# Problem details
Starting at the line with "What's the underlying" in it, reproduce each line below through the last one, exactly, and include nothing else.

# Records shown
* * *

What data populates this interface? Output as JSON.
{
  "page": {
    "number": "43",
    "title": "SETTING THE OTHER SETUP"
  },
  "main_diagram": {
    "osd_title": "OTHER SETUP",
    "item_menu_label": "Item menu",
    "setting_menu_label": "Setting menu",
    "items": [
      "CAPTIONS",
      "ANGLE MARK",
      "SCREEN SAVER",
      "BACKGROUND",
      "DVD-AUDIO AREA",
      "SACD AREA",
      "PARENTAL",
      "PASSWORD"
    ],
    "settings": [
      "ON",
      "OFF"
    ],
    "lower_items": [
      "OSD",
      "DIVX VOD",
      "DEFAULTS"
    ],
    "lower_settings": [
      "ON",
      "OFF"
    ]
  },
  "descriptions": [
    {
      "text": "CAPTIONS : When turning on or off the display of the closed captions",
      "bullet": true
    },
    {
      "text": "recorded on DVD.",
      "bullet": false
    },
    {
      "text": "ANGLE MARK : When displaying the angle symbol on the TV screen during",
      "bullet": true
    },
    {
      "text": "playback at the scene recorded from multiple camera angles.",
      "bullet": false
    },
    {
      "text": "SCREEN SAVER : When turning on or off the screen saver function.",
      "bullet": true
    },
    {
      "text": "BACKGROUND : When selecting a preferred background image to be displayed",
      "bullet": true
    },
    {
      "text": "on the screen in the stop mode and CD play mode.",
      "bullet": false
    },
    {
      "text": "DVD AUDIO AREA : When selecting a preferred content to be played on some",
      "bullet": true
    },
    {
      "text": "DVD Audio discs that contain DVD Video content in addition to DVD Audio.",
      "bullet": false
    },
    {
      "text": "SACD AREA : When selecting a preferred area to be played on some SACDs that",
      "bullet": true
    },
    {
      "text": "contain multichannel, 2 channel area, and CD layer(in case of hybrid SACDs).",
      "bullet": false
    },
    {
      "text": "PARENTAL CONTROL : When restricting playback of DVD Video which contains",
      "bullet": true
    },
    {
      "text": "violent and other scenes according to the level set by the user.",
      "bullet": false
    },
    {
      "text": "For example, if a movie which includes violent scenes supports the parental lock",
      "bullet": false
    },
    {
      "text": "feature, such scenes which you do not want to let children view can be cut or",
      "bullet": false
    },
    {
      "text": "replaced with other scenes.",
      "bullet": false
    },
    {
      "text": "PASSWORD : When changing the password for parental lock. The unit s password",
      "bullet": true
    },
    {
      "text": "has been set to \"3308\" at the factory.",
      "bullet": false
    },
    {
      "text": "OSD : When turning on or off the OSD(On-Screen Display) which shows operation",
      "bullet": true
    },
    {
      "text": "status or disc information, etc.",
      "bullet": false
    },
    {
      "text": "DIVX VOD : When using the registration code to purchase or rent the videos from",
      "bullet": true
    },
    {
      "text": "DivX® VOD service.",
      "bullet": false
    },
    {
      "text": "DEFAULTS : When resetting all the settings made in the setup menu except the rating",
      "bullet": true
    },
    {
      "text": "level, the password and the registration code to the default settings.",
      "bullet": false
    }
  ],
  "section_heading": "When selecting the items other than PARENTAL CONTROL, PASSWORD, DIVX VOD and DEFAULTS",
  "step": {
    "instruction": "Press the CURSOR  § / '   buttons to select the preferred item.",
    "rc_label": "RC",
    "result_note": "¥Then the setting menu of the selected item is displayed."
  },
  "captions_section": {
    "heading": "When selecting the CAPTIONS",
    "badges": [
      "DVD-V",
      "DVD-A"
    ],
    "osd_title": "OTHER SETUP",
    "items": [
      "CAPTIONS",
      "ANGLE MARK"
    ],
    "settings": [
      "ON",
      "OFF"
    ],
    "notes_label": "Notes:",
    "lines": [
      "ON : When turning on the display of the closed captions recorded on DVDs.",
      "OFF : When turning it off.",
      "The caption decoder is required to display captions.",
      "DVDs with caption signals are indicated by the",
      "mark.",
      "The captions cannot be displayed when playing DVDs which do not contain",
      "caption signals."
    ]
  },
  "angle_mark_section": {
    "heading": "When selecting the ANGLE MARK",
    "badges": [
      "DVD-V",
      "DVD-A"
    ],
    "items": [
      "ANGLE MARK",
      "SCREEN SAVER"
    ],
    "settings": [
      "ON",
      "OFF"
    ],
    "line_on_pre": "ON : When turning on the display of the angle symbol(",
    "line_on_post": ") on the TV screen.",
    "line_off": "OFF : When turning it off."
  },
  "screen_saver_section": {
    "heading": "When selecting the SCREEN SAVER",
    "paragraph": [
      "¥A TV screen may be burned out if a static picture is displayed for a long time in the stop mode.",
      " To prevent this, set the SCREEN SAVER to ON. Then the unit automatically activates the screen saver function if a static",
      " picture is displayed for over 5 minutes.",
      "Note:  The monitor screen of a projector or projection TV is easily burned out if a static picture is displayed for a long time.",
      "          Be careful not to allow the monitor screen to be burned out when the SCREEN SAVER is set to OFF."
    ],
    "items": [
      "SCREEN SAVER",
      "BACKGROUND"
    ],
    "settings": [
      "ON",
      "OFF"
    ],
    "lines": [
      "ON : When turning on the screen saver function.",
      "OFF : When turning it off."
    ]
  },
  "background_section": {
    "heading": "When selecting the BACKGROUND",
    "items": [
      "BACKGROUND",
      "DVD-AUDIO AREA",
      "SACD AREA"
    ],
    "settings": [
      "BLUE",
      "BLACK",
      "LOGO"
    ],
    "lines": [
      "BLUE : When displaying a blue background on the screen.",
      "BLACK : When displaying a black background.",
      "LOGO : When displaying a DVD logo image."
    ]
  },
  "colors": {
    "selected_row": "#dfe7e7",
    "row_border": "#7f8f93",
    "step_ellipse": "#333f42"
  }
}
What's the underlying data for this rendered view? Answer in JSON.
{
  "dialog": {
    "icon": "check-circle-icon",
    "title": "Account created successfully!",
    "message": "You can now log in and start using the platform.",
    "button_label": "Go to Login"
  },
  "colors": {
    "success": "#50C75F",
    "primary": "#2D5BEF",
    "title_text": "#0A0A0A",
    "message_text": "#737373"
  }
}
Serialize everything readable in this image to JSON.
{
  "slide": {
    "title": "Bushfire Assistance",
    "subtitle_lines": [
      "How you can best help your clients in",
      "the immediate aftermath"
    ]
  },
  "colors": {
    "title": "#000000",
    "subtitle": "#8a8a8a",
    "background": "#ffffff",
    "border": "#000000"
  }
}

* * *

# Answer to the exercise
What's the underlying data for this rendered view? Answer in JSON.
{
  "dialog": {
    "icon": "check-circle-icon",
    "title": "Account created successfully!",
    "message": "You can now log in and start using the platform.",
    "button_label": "Go to Login"
  },
  "colors": {
    "success": "#50C75F",
    "primary": "#2D5BEF",
    "title_text": "#0A0A0A",
    "message_text": "#737373"
  }
}
Serialize everything readable in this image to JSON.
{
  "slide": {
    "title": "Bushfire Assistance",
    "subtitle_lines": [
      "How you can best help your clients in",
      "the immediate aftermath"
    ]
  },
  "colors": {
    "title": "#000000",
    "subtitle": "#8a8a8a",
    "background": "#ffffff",
    "border": "#000000"
  }
}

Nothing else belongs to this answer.